[start of Data to process]

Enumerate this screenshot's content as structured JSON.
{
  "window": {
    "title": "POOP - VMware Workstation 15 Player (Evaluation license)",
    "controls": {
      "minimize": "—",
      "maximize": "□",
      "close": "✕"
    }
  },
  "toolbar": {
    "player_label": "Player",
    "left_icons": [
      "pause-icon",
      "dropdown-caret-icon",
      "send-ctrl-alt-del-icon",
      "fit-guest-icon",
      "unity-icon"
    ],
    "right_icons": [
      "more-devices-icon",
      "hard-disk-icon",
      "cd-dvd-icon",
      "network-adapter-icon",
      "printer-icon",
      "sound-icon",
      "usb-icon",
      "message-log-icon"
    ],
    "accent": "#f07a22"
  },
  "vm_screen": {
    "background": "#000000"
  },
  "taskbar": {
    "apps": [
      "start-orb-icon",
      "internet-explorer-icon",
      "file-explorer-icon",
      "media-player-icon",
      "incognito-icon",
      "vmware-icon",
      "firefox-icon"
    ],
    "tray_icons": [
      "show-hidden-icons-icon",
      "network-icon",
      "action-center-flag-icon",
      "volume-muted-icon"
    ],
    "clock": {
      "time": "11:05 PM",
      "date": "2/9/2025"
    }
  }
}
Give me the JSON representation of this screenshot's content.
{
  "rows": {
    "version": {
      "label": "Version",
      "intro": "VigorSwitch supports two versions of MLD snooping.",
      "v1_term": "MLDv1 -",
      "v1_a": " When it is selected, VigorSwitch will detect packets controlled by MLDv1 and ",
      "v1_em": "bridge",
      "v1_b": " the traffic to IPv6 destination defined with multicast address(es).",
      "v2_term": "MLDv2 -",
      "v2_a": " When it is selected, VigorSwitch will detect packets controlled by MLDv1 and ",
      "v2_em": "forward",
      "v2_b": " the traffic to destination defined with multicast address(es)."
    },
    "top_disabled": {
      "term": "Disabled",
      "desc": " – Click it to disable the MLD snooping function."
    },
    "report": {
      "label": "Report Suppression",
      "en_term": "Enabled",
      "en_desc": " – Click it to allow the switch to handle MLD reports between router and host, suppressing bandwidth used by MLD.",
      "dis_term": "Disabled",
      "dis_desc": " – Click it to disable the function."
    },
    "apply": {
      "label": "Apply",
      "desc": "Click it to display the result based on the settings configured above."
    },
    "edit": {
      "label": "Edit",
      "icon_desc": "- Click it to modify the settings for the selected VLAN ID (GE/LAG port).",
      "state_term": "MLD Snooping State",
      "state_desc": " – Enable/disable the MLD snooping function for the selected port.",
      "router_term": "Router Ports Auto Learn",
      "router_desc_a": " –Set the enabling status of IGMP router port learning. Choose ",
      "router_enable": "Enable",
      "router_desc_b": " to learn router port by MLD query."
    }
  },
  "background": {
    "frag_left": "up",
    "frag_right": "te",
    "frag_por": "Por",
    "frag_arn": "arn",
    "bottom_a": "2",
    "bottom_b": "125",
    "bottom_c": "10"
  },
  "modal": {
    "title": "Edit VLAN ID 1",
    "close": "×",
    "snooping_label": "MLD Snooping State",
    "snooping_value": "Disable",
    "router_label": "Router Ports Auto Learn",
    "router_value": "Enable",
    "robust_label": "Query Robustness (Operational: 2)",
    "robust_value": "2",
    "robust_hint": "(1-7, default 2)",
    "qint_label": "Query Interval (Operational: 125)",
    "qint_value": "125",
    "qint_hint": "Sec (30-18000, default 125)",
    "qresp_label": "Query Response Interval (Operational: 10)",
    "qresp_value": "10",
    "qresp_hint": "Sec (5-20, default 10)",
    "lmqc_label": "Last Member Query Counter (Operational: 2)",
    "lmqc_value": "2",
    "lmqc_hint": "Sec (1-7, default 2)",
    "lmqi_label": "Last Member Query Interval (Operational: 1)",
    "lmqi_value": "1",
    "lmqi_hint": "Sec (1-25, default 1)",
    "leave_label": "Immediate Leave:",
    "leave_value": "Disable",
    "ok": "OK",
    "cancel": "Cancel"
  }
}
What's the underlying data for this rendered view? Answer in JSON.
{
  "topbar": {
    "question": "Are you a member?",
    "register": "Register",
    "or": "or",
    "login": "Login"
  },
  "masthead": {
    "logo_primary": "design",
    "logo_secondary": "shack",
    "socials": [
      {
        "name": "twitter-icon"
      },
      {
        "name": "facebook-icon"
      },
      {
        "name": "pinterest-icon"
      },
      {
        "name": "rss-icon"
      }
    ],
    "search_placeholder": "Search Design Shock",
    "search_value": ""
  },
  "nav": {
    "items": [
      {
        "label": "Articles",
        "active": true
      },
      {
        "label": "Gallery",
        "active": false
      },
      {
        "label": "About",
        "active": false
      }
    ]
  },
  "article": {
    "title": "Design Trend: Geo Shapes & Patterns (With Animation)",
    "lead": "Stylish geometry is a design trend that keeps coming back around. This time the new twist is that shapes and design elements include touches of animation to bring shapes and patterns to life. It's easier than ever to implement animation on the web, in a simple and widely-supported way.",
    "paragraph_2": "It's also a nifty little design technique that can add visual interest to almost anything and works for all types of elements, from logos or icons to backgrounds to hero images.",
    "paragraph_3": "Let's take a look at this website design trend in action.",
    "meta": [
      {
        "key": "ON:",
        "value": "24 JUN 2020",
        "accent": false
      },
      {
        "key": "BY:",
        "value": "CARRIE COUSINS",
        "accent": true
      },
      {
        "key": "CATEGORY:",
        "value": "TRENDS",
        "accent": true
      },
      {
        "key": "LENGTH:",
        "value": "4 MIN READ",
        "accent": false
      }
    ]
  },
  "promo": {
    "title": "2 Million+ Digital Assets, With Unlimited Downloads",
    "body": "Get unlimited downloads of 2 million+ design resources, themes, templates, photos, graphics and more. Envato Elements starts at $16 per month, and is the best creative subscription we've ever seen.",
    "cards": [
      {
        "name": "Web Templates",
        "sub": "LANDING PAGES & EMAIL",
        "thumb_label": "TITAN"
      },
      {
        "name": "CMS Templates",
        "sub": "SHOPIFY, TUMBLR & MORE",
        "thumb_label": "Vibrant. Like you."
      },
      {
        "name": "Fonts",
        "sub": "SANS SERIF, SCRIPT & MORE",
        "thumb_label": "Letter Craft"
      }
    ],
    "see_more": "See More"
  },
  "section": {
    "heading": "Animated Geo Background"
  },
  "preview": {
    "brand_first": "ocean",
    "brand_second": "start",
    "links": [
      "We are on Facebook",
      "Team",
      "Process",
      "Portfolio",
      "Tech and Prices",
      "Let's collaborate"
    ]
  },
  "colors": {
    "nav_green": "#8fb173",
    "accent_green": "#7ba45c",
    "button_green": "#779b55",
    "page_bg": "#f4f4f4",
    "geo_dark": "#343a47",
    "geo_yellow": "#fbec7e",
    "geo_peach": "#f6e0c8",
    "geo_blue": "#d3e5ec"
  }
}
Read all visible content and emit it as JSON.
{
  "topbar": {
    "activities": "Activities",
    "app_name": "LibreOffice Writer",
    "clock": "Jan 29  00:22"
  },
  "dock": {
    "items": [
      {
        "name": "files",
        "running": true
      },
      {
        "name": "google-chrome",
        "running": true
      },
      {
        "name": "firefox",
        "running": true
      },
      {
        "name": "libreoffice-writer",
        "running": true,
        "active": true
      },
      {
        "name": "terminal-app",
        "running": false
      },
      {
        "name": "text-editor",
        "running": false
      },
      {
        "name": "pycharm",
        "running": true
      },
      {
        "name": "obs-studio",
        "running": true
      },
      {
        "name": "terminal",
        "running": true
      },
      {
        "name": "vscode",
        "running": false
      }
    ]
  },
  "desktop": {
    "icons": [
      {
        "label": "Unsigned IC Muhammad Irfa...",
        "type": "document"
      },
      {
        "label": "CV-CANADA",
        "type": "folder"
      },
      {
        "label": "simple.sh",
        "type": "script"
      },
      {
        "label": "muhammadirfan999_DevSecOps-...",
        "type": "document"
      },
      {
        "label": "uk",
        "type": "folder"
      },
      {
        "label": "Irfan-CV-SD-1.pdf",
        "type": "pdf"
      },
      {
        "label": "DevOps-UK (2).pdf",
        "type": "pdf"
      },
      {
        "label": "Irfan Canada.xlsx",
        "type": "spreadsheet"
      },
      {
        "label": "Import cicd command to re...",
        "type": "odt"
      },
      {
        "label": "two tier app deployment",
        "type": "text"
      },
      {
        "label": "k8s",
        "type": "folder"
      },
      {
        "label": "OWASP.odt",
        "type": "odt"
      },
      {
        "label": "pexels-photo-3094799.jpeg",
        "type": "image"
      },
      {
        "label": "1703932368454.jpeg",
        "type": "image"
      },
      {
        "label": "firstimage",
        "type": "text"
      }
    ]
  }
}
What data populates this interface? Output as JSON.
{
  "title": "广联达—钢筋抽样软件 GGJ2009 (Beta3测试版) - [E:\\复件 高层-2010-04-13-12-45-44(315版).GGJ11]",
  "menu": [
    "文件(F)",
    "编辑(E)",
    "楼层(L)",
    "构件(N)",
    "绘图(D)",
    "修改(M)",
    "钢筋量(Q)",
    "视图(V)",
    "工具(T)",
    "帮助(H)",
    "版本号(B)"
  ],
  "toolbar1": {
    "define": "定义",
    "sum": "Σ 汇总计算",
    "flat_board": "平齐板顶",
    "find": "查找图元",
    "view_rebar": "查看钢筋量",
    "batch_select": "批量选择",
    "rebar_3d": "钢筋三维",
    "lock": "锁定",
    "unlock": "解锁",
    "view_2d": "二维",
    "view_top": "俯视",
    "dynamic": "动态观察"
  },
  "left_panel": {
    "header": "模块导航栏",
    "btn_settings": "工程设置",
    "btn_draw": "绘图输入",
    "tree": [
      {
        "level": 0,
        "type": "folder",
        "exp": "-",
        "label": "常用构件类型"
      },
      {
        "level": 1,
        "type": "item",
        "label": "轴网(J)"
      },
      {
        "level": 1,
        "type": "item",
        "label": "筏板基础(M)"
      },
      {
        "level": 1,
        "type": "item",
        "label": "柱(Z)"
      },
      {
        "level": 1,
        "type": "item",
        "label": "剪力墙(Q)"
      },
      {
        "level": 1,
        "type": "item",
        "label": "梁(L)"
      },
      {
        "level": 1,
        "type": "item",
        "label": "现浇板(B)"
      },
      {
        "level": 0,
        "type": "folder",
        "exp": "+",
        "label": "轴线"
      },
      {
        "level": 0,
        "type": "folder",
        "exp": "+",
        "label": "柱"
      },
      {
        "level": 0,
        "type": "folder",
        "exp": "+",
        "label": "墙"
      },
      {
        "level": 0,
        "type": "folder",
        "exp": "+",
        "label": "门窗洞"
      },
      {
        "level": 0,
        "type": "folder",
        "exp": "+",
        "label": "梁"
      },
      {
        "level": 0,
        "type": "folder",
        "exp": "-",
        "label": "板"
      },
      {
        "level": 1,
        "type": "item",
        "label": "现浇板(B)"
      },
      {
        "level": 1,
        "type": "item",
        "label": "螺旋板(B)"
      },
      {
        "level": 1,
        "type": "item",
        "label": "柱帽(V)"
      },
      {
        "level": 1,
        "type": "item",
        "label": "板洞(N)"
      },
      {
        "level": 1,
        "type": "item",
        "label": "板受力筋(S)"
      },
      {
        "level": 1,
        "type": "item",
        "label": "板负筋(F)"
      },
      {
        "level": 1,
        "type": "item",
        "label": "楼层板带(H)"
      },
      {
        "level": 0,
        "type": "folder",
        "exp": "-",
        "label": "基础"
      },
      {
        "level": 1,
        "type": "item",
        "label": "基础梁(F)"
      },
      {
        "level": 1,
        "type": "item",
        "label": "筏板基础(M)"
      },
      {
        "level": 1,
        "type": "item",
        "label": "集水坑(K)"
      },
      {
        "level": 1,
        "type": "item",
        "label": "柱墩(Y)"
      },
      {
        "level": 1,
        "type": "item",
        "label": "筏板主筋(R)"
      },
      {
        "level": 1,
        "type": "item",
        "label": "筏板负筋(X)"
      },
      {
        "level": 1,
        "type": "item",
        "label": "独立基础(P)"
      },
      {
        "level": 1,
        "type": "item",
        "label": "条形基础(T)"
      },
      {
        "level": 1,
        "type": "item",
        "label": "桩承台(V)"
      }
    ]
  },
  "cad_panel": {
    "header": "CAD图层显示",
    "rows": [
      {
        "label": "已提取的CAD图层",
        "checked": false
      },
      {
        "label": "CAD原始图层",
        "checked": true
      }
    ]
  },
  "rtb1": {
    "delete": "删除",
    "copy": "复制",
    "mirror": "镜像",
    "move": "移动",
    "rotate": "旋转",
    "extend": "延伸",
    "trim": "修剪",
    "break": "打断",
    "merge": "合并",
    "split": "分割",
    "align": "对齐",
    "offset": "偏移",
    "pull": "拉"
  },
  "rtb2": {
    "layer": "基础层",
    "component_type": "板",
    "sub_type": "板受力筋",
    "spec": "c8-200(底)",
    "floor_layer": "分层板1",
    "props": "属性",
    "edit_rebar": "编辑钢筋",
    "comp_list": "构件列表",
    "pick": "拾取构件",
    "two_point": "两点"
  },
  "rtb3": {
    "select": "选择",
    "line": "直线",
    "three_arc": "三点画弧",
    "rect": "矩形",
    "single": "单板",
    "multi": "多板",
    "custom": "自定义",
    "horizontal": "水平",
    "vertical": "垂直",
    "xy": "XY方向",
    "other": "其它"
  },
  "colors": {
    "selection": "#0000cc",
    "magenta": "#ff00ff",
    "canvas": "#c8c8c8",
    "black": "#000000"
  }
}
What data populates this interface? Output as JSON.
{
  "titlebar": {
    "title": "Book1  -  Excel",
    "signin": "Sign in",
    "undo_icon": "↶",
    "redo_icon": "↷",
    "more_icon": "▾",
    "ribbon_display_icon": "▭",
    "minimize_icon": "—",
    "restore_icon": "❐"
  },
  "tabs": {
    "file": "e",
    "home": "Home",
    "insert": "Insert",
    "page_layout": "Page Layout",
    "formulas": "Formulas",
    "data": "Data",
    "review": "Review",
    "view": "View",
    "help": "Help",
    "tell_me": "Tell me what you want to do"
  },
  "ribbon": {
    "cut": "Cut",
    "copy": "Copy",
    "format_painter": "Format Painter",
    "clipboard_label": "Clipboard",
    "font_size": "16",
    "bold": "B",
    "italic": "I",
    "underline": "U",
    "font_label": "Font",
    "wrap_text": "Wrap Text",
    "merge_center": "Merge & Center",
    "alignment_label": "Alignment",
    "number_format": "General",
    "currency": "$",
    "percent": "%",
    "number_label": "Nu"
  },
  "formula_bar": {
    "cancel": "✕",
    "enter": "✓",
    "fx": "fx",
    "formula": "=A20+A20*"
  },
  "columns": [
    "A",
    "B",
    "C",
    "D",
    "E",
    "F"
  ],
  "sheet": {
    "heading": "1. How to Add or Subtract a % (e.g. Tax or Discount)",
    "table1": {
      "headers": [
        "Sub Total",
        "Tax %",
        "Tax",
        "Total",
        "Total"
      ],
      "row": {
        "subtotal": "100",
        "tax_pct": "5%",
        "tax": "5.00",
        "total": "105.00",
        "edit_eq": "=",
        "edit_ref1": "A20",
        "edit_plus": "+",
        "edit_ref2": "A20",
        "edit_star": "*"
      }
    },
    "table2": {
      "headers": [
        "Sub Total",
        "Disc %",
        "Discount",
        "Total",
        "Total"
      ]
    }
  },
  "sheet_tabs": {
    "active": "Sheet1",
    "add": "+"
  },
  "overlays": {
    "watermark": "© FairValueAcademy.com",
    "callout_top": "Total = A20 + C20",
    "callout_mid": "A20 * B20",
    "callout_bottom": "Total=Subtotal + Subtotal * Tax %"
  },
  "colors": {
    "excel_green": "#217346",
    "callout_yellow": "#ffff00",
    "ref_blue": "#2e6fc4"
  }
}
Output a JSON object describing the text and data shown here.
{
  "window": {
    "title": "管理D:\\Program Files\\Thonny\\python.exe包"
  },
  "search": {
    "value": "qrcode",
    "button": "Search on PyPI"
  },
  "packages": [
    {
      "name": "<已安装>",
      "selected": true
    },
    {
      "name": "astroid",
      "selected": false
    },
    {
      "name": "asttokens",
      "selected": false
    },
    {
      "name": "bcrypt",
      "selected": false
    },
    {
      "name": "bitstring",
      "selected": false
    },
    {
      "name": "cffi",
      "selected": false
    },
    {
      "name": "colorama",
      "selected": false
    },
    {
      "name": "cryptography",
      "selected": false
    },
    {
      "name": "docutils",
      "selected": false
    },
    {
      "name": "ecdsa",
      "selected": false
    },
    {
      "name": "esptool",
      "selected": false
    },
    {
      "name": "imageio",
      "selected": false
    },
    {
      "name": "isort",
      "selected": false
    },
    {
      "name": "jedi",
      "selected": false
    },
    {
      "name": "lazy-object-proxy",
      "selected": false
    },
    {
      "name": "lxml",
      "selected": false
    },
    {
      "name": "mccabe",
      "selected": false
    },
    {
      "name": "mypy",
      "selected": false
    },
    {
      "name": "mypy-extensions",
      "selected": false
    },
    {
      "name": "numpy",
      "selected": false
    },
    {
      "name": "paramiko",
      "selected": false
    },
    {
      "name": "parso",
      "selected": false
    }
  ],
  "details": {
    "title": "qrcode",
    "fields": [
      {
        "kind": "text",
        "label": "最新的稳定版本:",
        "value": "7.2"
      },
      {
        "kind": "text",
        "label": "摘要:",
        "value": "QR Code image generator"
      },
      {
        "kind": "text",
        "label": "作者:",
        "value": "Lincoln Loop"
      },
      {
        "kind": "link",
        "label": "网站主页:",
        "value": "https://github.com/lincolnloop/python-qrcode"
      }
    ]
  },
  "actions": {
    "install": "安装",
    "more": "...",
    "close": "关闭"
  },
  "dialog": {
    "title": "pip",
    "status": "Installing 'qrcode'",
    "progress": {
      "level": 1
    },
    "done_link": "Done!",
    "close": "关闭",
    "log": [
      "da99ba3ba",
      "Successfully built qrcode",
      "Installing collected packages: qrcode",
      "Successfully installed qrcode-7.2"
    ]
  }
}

[end of Data to process]

Your goal | Reproduce each line of the entries in which the word "traffic" is found.

Response |
      "v1_b": " the traffic to IPv6 destination defined with multicast address(es).",
      "v2_b": " the traffic to destination defined with multicast address(es)."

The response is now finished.